> Short task
Return all of the entries word for word, but omit the pictures they contain.

┄┄┄┄┄┄┄┄┄┄

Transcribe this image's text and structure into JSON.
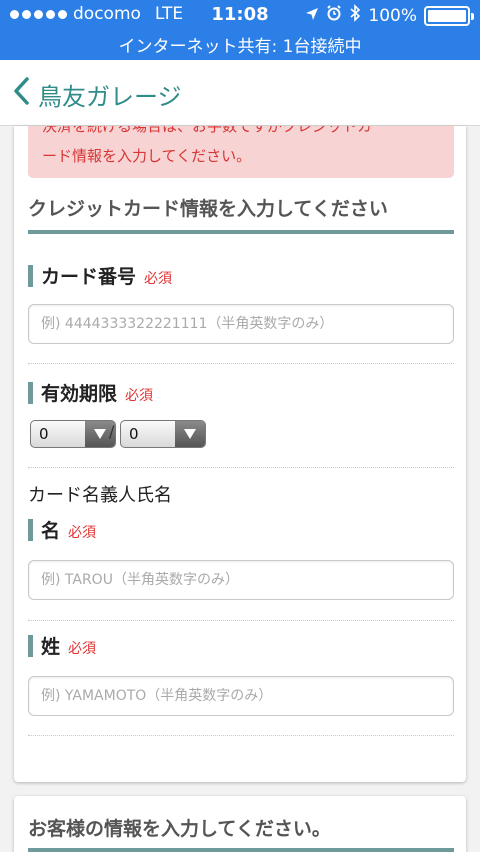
{
  "status_bar": {
    "carrier": "docomo",
    "network": "LTE",
    "time": "11:08",
    "battery": "100%",
    "battery_level": 1.0,
    "hotspot": "インターネット共有: 1台接続中"
  },
  "nav": {
    "title": "鳥友ガレージ"
  },
  "alert": {
    "line1": "決済を続ける場合は、お手数ですがクレジットカ",
    "line2": "ード情報を入力してください。"
  },
  "credit_section": {
    "title": "クレジットカード情報を入力してください",
    "card_number_label": "カード番号",
    "card_number_placeholder": "例) 4444333322221111（半角英数字のみ）",
    "expiry_label": "有効期限",
    "expiry_month": "0",
    "expiry_year": "0",
    "separator": "/",
    "holder_label": "カード名義人氏名",
    "first_name_label": "名",
    "first_name_placeholder": "例) TAROU（半角英数字のみ）",
    "last_name_label": "姓",
    "last_name_placeholder": "例) YAMAMOTO（半角英数字のみ）",
    "required": "必須"
  },
  "customer_section": {
    "title": "お客様の情報を入力してください。"
  },
  "colors": {
    "status_blue": "#2b7fe6",
    "accent_teal": "#2f8c88",
    "rule_teal": "#6f9a9b",
    "alert_bg": "#f8d3d3",
    "alert_text": "#d63636",
    "required_red": "#e03434"
  },
  "icons": {
    "back": "chevron-left-icon",
    "location": "location-arrow-icon",
    "alarm": "alarm-clock-icon",
    "bluetooth": "bluetooth-icon",
    "battery": "battery-icon",
    "dropdown": "triangle-down-icon"
  }
}
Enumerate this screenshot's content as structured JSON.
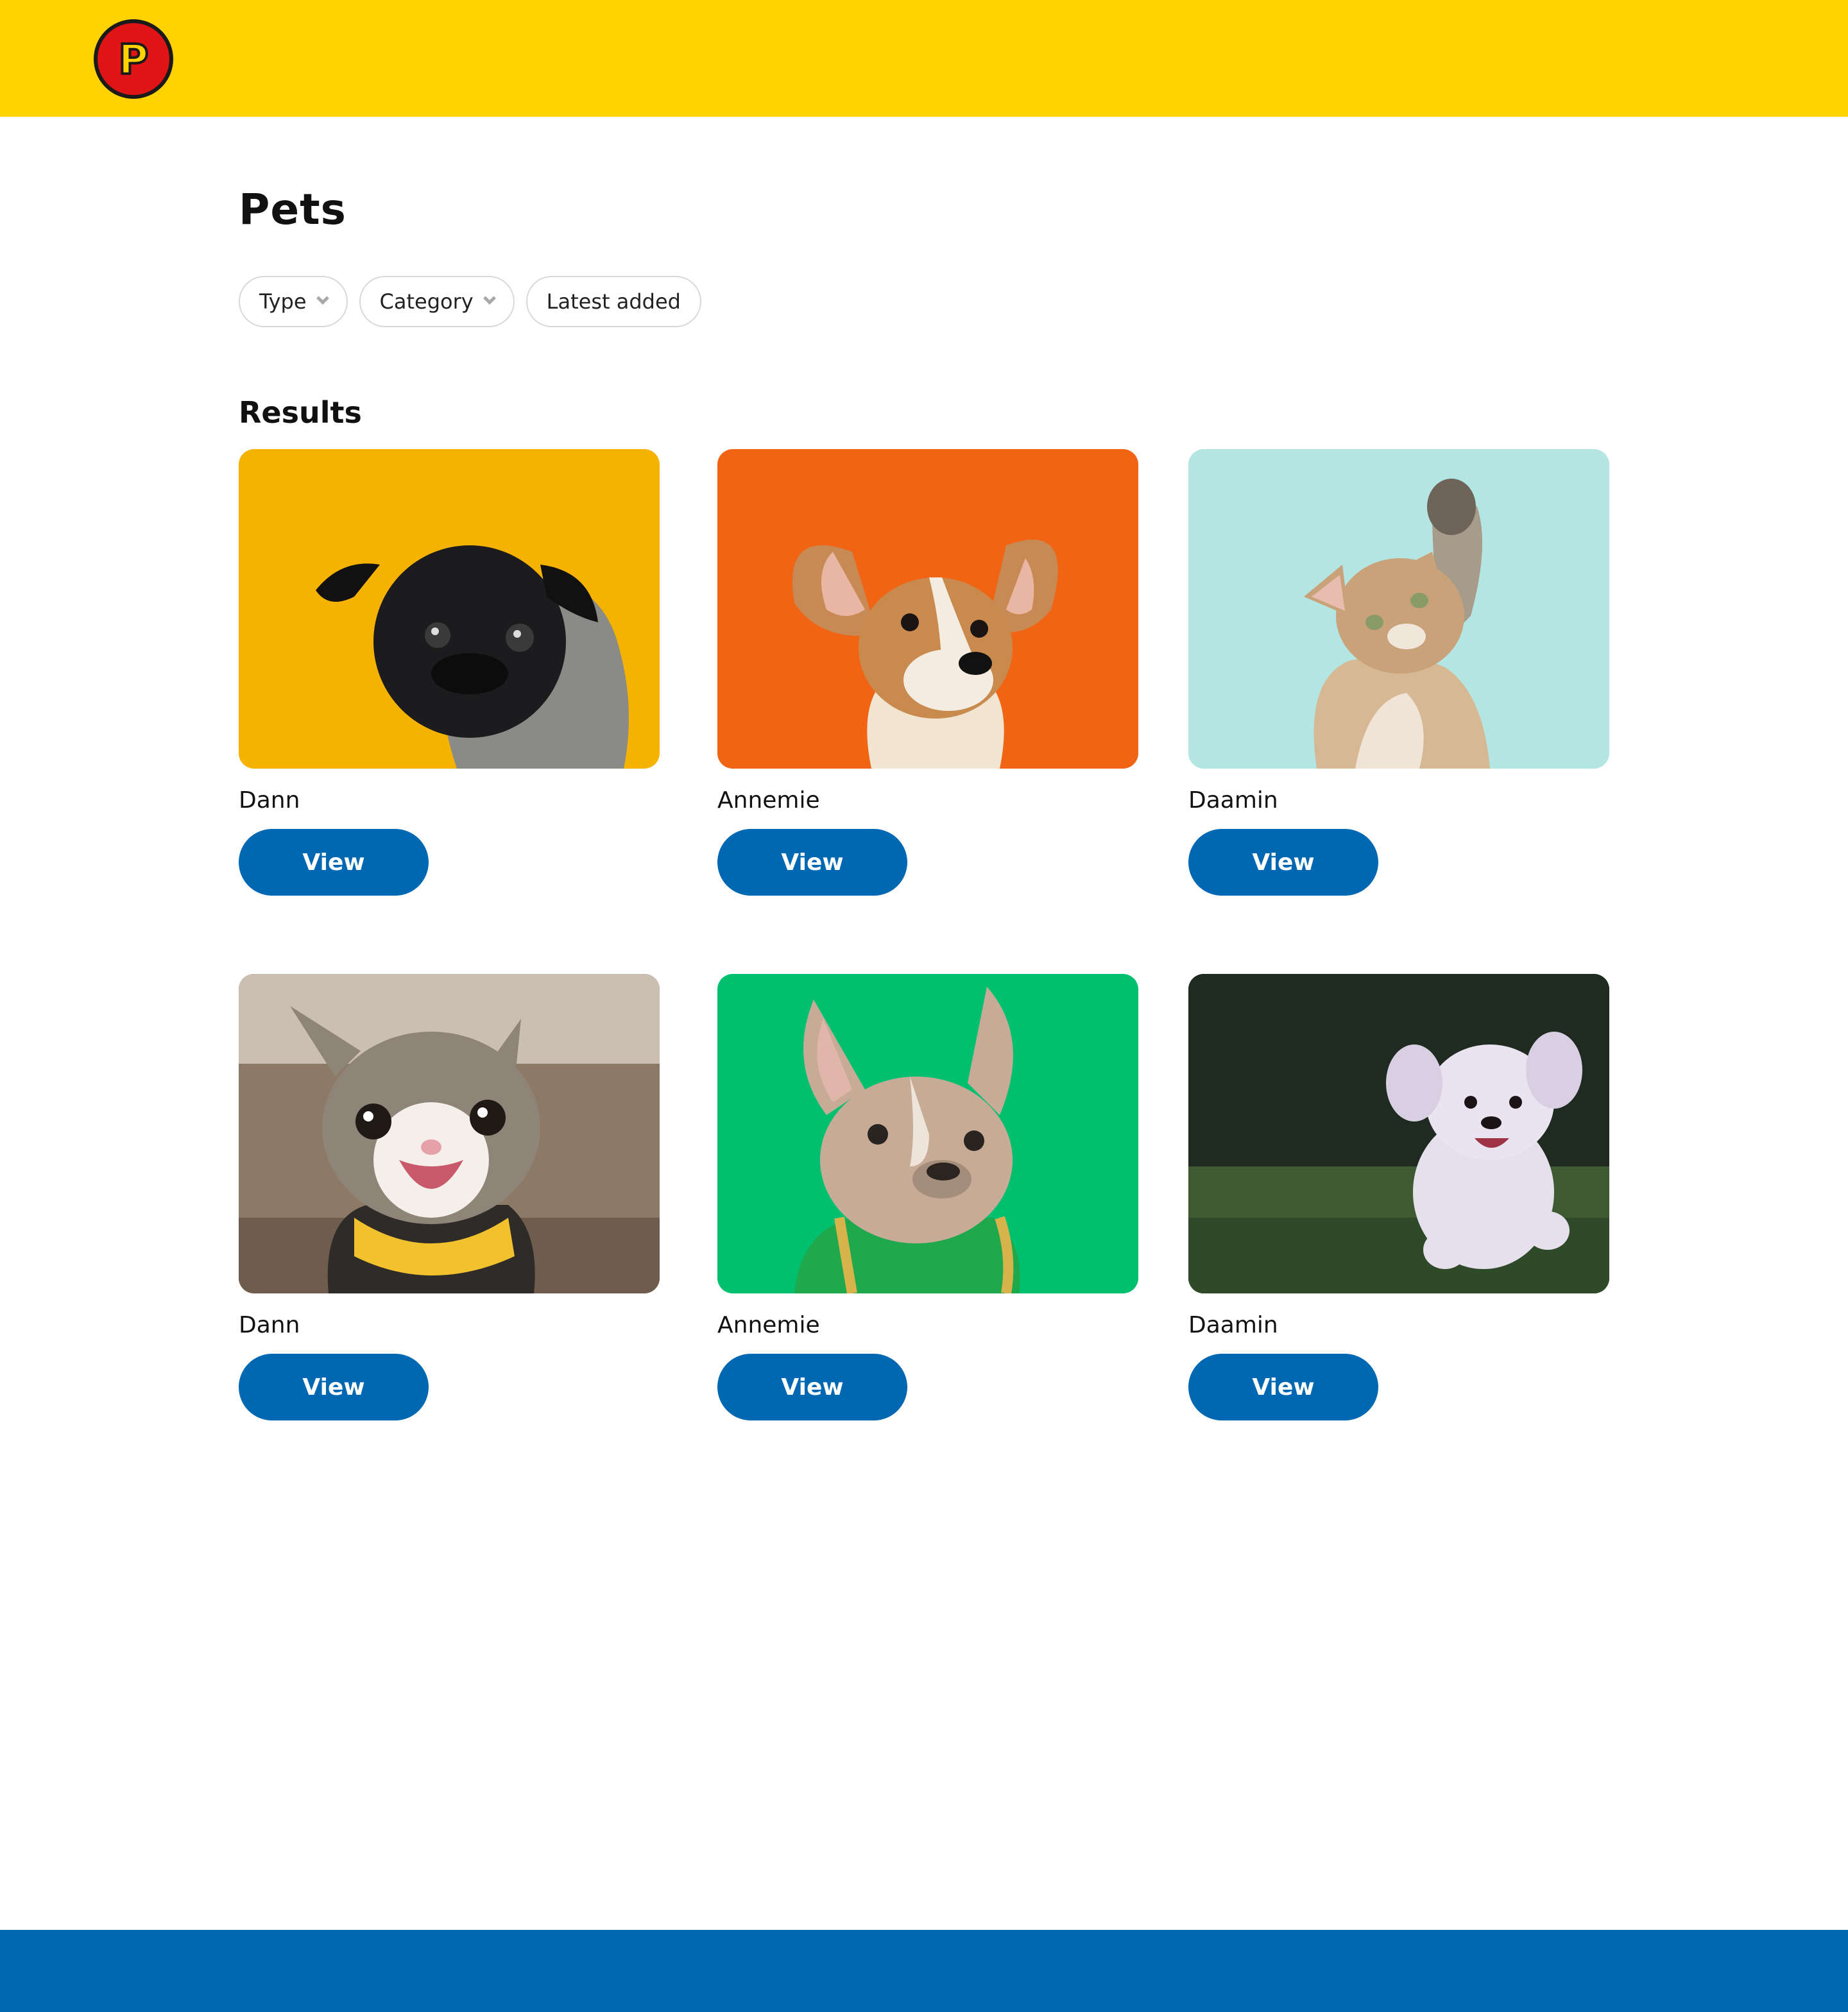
{
  "colors": {
    "header_bg": "#ffd200",
    "logo_bg": "#e01414",
    "footer_bg": "#0068b3",
    "button_bg": "#0068b3"
  },
  "header": {
    "logo_letter": "P"
  },
  "page": {
    "title": "Pets"
  },
  "filters": [
    {
      "label": "Type",
      "icon": "chevron-down-icon"
    },
    {
      "label": "Category",
      "icon": "chevron-down-icon"
    },
    {
      "label": "Latest added"
    }
  ],
  "results": {
    "heading": "Results",
    "items": [
      {
        "name": "Dann",
        "button": "View",
        "photo_bg": "#f5b300",
        "animal": "black pug"
      },
      {
        "name": "Annemie",
        "button": "View",
        "photo_bg": "#f06414",
        "animal": "corgi puppy"
      },
      {
        "name": "Daamin",
        "button": "View",
        "photo_bg": "#b3e6e3",
        "animal": "kitten raising paw"
      },
      {
        "name": "Dann",
        "button": "View",
        "photo_bg": "#8d7a66",
        "animal": "laughing tabby cat"
      },
      {
        "name": "Annemie",
        "button": "View",
        "photo_bg": "#00c070",
        "animal": "french bulldog with chain"
      },
      {
        "name": "Daamin",
        "button": "View",
        "photo_bg": "#1f2a20",
        "animal": "white fluffy dog running"
      }
    ]
  }
}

┄┄┄┄┄┄┄┄┄┄

> Response to the task
Transcribe this image's text and structure into JSON.
{
  "status_bar": {
    "carrier": "docomo",
    "network": "LTE",
    "time": "11:08",
    "battery": "100%",
    "battery_level": 1.0,
    "hotspot": "インターネット共有: 1台接続中"
  },
  "nav": {
    "title": "鳥友ガレージ"
  },
  "alert": {
    "line1": "決済を続ける場合は、お手数ですがクレジットカ",
    "line2": "ード情報を入力してください。"
  },
  "credit_section": {
    "title": "クレジットカード情報を入力してください",
    "card_number_label": "カード番号",
    "card_number_placeholder": "例) 4444333322221111（半角英数字のみ）",
    "expiry_label": "有効期限",
    "expiry_month": "0",
    "expiry_year": "0",
    "separator": "/",
    "holder_label": "カード名義人氏名",
    "first_name_label": "名",
    "first_name_placeholder": "例) TAROU（半角英数字のみ）",
    "last_name_label": "姓",
    "last_name_placeholder": "例) YAMAMOTO（半角英数字のみ）",
    "required": "必須"
  },
  "customer_section": {
    "title": "お客様の情報を入力してください。"
  },
  "colors": {
    "status_blue": "#2b7fe6",
    "accent_teal": "#2f8c88",
    "rule_teal": "#6f9a9b",
    "alert_bg": "#f8d3d3",
    "alert_text": "#d63636",
    "required_red": "#e03434"
  },
  "icons": {
    "back": "chevron-left-icon",
    "location": "location-arrow-icon",
    "alarm": "alarm-clock-icon",
    "bluetooth": "bluetooth-icon",
    "battery": "battery-icon",
    "dropdown": "triangle-down-icon"
  }
}
Enumerate this screenshot's content as structured JSON.
{
  "colors": {
    "header_bg": "#ffd200",
    "logo_bg": "#e01414",
    "footer_bg": "#0068b3",
    "button_bg": "#0068b3"
  },
  "header": {
    "logo_letter": "P"
  },
  "page": {
    "title": "Pets"
  },
  "filters": [
    {
      "label": "Type",
      "icon": "chevron-down-icon"
    },
    {
      "label": "Category",
      "icon": "chevron-down-icon"
    },
    {
      "label": "Latest added"
    }
  ],
  "results": {
    "heading": "Results",
    "items": [
      {
        "name": "Dann",
        "button": "View",
        "photo_bg": "#f5b300",
        "animal": "black pug"
      },
      {
        "name": "Annemie",
        "button": "View",
        "photo_bg": "#f06414",
        "animal": "corgi puppy"
      },
      {
        "name": "Daamin",
        "button": "View",
        "photo_bg": "#b3e6e3",
        "animal": "kitten raising paw"
      },
      {
        "name": "Dann",
        "button": "View",
        "photo_bg": "#8d7a66",
        "animal": "laughing tabby cat"
      },
      {
        "name": "Annemie",
        "button": "View",
        "photo_bg": "#00c070",
        "animal": "french bulldog with chain"
      },
      {
        "name": "Daamin",
        "button": "View",
        "photo_bg": "#1f2a20",
        "animal": "white fluffy dog running"
      }
    ]
  }
}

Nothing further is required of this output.